→ Prompt
Write out all lines holding the word "screenshot".

→ Entries

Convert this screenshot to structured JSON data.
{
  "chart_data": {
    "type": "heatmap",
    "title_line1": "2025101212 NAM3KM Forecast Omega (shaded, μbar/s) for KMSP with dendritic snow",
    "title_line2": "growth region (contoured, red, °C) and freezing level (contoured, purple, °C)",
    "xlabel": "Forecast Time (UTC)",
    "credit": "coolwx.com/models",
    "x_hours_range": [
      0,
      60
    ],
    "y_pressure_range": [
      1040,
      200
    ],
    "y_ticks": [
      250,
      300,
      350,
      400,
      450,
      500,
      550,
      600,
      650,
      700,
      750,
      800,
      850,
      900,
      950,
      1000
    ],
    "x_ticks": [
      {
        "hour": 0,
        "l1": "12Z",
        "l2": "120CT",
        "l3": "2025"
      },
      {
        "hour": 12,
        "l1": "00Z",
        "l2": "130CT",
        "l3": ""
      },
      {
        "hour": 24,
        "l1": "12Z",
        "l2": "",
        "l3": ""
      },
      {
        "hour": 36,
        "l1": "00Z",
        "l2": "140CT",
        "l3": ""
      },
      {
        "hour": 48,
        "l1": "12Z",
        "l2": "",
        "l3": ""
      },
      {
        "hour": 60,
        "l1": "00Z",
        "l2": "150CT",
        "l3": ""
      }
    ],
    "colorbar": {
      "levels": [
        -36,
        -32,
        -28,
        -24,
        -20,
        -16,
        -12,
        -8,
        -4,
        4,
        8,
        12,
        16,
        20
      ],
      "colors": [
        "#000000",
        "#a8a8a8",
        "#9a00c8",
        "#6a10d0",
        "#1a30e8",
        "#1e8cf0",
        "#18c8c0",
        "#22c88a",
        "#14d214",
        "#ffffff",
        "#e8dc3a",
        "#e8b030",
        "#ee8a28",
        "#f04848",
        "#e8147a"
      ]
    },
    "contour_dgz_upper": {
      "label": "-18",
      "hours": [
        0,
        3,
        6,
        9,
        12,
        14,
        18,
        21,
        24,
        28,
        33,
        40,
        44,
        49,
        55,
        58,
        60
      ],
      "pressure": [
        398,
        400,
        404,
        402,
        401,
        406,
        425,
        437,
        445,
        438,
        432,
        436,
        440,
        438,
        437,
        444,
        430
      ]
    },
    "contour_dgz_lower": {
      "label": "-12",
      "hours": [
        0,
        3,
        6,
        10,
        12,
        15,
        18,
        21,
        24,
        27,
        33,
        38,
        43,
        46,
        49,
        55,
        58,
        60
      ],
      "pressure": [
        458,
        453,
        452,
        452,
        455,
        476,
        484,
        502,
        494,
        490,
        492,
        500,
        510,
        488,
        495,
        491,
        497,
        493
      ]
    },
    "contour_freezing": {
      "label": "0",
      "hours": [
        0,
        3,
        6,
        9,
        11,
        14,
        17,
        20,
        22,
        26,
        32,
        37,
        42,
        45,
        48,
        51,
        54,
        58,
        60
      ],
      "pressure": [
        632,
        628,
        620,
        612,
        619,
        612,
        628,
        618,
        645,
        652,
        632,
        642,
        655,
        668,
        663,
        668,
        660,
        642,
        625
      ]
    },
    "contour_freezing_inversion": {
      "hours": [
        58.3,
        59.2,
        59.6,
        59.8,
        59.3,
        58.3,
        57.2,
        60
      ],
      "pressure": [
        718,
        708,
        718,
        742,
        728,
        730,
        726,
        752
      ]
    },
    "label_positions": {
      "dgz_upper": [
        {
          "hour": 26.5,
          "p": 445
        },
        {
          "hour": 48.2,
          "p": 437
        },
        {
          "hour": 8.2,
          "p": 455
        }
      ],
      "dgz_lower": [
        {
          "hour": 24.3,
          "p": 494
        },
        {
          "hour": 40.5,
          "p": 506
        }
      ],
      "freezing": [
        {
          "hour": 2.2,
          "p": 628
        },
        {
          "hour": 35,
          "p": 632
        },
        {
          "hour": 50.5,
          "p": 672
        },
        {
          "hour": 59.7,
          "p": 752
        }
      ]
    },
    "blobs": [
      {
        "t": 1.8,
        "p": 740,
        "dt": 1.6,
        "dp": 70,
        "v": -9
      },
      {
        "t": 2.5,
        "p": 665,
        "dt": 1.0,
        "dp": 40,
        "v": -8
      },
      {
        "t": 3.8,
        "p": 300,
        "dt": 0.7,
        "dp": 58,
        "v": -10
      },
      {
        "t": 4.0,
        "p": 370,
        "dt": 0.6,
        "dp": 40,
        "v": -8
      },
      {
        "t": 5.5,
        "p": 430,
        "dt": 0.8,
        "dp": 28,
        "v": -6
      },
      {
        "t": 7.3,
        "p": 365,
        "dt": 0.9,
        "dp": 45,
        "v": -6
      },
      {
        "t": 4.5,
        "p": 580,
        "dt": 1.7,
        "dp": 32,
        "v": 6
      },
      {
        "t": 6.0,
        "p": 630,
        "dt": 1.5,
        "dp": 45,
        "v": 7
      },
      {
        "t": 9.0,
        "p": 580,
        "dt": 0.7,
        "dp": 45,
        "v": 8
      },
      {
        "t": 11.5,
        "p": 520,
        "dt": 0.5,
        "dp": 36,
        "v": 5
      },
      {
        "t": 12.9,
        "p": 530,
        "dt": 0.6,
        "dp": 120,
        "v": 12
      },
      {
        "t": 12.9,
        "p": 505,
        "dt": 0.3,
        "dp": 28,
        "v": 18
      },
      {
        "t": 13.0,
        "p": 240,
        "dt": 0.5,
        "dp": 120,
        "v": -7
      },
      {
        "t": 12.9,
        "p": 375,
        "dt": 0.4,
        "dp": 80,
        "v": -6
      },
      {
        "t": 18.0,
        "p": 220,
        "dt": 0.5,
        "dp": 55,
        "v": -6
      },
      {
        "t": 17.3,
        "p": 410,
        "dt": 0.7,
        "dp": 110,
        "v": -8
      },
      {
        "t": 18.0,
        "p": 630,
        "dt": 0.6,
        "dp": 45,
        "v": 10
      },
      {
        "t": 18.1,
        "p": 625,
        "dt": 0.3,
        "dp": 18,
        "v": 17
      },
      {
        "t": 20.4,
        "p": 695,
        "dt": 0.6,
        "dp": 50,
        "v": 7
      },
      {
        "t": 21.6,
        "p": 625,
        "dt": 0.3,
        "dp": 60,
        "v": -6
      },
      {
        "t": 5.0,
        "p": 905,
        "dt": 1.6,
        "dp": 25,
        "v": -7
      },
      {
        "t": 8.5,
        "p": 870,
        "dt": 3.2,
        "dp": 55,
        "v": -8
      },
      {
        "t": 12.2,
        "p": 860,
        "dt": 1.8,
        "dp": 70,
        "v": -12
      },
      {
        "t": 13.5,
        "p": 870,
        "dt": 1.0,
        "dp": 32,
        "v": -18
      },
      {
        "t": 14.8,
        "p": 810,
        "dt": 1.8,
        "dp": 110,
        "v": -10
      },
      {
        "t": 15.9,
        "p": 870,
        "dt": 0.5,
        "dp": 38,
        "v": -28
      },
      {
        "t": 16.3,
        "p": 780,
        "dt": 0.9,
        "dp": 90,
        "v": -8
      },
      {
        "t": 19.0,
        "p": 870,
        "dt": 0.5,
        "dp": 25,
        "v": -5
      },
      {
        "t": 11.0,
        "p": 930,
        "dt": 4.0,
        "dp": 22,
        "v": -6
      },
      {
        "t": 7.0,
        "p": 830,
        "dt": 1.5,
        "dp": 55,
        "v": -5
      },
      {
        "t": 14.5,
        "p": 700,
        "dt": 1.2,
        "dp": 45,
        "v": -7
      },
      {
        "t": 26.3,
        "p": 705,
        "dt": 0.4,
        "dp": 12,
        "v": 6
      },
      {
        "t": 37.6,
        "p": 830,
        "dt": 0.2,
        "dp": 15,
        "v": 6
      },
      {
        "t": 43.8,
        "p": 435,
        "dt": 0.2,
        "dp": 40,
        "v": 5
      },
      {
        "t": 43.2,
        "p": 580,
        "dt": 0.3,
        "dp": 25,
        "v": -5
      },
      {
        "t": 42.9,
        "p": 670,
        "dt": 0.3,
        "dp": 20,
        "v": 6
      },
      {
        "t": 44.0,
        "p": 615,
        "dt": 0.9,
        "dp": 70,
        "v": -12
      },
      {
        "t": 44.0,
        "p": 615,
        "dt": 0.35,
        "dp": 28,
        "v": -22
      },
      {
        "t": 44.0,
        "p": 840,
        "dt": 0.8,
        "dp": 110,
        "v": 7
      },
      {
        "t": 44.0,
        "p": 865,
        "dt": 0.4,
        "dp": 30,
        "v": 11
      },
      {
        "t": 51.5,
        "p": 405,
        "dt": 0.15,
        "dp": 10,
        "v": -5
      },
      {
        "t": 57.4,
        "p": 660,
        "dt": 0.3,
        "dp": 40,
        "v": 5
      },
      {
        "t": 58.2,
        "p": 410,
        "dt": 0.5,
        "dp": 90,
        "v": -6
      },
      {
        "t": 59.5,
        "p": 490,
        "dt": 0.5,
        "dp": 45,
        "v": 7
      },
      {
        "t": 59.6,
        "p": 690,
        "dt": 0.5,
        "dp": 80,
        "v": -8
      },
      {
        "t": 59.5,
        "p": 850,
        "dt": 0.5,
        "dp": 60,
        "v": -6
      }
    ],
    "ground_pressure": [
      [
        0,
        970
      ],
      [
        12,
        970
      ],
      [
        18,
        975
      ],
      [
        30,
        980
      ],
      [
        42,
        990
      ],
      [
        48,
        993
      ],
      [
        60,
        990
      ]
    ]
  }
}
...
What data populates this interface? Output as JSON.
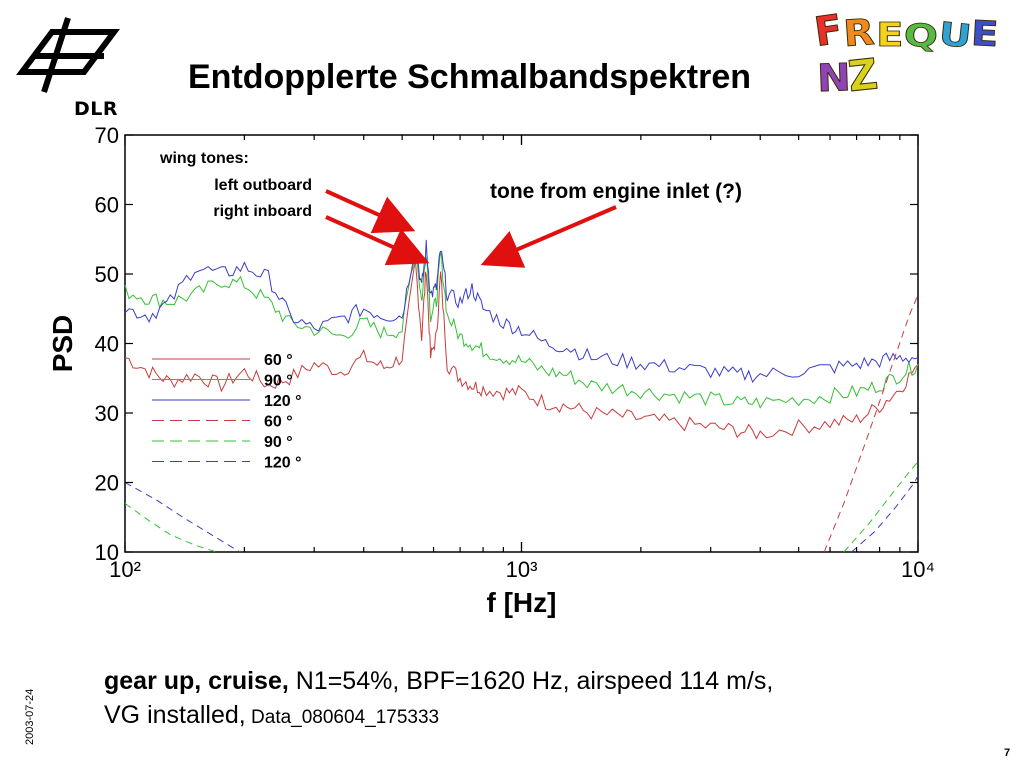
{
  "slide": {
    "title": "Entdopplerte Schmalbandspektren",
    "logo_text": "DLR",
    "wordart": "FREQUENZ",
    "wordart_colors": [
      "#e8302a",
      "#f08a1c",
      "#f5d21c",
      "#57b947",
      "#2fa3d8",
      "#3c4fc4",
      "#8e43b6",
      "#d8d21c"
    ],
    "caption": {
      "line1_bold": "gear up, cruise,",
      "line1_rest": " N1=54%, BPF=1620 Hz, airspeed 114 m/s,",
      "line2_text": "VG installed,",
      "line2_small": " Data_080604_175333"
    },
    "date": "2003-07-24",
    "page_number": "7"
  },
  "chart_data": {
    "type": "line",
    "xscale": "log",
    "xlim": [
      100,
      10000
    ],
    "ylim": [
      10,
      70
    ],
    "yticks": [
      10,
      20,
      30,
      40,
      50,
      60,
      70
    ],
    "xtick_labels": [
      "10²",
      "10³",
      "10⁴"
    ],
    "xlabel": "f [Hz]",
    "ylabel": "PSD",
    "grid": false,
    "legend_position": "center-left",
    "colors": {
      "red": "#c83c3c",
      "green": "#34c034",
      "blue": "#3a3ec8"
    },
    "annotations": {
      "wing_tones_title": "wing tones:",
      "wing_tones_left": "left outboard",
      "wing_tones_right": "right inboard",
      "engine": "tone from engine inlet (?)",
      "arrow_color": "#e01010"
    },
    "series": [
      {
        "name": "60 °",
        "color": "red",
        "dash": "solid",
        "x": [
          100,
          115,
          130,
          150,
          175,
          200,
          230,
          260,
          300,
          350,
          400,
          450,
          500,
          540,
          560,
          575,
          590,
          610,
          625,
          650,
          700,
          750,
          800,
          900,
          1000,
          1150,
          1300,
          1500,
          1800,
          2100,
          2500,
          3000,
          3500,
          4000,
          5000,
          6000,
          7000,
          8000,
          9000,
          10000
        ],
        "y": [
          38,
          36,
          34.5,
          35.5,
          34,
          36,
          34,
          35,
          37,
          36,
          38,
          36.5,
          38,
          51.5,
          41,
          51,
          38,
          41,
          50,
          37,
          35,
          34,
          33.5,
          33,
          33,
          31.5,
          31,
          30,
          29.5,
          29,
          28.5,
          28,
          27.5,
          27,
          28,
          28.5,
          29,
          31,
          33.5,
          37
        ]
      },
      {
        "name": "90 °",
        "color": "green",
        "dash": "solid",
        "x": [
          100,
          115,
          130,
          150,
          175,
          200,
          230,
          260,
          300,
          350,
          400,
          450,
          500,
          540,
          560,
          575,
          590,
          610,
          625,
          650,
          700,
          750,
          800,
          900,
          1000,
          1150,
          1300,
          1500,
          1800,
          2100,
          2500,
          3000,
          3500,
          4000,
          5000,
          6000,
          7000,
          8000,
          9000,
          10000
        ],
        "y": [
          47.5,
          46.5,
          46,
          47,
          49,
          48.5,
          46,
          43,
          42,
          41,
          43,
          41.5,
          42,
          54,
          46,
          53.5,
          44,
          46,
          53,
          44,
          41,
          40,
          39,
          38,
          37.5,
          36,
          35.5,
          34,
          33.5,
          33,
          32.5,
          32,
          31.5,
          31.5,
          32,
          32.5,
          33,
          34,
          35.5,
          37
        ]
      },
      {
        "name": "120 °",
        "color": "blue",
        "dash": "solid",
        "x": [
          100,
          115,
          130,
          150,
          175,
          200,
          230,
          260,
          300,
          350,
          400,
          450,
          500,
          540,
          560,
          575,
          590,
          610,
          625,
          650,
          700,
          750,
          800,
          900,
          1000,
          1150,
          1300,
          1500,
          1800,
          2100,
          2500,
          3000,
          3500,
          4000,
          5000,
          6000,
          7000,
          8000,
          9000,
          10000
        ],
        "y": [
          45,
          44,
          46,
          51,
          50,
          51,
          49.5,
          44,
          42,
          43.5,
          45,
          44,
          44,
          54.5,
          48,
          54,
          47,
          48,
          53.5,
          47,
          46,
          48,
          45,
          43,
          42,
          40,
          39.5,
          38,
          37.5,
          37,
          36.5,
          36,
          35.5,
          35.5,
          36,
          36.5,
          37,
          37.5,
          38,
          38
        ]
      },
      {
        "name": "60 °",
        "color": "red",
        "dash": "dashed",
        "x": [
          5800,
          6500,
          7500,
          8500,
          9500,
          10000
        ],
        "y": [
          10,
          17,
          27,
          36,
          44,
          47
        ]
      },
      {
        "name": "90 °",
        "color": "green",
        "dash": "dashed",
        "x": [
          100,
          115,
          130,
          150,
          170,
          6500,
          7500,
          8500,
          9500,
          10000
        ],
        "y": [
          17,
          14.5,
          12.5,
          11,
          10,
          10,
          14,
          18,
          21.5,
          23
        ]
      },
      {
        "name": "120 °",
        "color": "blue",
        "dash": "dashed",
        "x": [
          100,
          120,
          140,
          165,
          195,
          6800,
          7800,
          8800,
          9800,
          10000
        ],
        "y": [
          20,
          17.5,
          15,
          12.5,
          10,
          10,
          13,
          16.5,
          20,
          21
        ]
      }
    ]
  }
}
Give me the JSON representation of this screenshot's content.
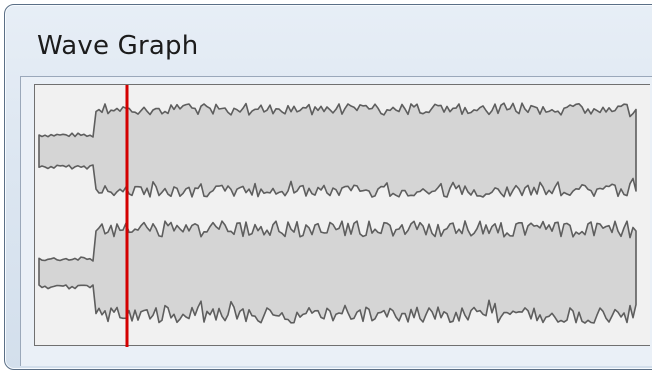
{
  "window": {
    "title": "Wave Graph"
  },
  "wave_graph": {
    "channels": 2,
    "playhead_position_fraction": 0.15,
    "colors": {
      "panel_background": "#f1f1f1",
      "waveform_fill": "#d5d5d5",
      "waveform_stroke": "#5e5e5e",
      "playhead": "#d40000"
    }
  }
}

→ Exercise solution
Convert this screenshot to structured JSON data.
Give me the JSON representation of this screenshot's content.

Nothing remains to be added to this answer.